*Objective:* Reproduce the entries verbatim from their first line through the line containing "table-cell: 45⅓ — [345, 481, 417, 504]", including both ends.

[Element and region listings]
------

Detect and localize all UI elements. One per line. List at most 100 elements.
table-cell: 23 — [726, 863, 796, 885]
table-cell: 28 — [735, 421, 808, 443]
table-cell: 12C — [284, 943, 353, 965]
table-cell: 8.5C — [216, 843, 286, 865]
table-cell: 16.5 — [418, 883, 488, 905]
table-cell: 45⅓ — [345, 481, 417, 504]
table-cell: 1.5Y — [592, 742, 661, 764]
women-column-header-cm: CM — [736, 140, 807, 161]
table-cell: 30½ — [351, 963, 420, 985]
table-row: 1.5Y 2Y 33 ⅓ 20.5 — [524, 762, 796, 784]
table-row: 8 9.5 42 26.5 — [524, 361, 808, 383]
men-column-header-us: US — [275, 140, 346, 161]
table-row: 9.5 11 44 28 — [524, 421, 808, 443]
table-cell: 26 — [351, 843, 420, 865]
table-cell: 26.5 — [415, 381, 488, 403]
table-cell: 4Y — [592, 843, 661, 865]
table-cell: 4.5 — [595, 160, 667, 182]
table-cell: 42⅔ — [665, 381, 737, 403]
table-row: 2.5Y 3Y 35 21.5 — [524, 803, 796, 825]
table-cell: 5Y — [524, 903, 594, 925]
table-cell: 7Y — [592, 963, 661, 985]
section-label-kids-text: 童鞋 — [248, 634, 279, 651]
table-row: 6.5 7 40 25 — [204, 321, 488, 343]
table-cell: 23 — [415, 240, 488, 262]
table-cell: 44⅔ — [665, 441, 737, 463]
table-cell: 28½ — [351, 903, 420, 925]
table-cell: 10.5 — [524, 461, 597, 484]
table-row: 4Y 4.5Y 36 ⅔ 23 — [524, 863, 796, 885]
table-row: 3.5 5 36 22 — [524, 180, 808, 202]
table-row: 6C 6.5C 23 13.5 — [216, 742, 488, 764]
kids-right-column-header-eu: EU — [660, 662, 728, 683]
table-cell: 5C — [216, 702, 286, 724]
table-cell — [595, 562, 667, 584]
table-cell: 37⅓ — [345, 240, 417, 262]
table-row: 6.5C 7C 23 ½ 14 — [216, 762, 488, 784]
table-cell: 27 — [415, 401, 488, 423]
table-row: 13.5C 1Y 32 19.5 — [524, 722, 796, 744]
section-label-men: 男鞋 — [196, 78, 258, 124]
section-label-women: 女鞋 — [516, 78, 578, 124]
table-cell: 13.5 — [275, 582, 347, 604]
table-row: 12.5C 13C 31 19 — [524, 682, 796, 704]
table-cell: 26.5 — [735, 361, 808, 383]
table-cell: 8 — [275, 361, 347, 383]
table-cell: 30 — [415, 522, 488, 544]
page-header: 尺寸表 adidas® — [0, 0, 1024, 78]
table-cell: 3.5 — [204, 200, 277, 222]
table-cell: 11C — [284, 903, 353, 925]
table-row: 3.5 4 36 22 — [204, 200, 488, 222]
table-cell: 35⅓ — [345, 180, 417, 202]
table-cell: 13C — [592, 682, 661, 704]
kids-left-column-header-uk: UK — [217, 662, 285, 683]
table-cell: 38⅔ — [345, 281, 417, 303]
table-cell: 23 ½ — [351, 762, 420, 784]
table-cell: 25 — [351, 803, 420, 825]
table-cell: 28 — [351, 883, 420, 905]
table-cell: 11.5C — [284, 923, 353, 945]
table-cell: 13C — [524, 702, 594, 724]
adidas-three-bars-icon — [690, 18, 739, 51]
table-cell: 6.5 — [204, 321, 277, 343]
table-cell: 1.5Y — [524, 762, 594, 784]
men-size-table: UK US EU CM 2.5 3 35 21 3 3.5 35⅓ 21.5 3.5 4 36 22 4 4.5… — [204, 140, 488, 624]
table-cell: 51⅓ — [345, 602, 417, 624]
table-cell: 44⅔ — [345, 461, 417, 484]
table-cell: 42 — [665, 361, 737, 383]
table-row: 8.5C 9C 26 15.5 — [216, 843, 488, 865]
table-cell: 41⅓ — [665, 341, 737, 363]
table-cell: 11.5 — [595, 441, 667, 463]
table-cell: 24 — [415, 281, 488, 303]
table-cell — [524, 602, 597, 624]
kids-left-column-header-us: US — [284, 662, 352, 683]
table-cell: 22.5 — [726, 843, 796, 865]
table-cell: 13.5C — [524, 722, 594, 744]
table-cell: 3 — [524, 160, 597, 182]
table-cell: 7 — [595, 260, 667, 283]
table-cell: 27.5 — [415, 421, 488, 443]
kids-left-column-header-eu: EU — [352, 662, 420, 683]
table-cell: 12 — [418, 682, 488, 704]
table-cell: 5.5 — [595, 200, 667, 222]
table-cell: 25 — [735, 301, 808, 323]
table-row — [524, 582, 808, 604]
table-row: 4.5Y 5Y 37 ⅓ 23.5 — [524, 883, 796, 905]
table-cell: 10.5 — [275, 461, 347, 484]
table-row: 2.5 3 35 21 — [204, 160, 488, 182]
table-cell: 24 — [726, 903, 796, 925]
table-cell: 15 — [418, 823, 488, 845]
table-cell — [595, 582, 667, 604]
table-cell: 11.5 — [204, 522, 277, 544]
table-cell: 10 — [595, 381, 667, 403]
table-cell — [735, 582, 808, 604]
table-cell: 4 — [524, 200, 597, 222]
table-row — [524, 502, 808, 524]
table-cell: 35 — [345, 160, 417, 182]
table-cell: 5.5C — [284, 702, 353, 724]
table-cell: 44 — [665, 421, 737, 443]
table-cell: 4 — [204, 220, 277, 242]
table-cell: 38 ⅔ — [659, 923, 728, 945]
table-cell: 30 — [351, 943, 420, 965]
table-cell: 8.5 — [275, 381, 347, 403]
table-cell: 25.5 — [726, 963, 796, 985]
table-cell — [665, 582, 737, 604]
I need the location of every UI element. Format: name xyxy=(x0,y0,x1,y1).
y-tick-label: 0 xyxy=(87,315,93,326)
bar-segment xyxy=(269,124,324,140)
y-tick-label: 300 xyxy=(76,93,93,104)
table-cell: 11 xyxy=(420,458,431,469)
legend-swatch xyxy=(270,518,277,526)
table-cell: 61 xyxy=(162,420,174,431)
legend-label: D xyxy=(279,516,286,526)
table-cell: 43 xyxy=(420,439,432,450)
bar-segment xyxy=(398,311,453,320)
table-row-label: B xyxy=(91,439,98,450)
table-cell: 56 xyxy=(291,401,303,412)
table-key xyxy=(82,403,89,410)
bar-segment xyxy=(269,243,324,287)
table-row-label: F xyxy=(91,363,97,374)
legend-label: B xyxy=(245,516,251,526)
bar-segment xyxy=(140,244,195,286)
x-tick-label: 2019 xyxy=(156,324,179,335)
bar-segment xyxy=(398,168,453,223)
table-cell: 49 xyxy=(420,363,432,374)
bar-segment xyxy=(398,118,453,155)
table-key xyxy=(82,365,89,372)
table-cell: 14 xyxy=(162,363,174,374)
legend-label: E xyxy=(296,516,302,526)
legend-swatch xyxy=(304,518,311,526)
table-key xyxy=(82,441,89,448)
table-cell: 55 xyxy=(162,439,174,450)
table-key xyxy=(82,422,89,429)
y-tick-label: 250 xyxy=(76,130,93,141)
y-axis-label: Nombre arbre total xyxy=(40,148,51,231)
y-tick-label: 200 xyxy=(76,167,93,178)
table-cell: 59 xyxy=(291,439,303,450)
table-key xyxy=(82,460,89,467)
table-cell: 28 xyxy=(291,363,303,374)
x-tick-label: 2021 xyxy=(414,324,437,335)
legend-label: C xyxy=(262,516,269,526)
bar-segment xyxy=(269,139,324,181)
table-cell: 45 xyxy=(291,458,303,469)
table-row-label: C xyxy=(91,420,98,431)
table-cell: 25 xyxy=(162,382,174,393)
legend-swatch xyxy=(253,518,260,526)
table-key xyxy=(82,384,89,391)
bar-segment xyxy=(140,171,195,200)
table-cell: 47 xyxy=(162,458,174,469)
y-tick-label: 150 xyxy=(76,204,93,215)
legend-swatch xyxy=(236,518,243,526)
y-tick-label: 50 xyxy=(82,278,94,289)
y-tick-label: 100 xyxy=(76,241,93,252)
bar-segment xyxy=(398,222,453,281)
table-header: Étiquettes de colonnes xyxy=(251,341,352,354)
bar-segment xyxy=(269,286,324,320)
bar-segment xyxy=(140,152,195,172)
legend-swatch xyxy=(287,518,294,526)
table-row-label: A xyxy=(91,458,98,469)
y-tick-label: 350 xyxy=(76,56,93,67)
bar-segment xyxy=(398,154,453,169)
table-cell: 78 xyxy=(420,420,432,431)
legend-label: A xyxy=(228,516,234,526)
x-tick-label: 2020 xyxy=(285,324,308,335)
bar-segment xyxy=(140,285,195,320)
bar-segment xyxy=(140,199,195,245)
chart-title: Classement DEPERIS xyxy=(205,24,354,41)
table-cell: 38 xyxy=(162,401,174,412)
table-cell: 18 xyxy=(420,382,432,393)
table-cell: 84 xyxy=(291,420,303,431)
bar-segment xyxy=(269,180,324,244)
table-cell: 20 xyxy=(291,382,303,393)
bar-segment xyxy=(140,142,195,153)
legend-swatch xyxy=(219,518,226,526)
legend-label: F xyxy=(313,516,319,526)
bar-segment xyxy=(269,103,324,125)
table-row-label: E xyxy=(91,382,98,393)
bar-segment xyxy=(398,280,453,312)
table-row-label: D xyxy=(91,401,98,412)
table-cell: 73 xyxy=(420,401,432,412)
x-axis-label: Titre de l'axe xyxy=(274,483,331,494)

------

*Finished answer:*
Detect and localize all UI elements. One per line. List at most 100 elements.
table-cell: 23 — [726, 863, 796, 885]
table-cell: 28 — [735, 421, 808, 443]
table-cell: 12C — [284, 943, 353, 965]
table-cell: 8.5C — [216, 843, 286, 865]
table-cell: 16.5 — [418, 883, 488, 905]
table-cell: 45⅓ — [345, 481, 417, 504]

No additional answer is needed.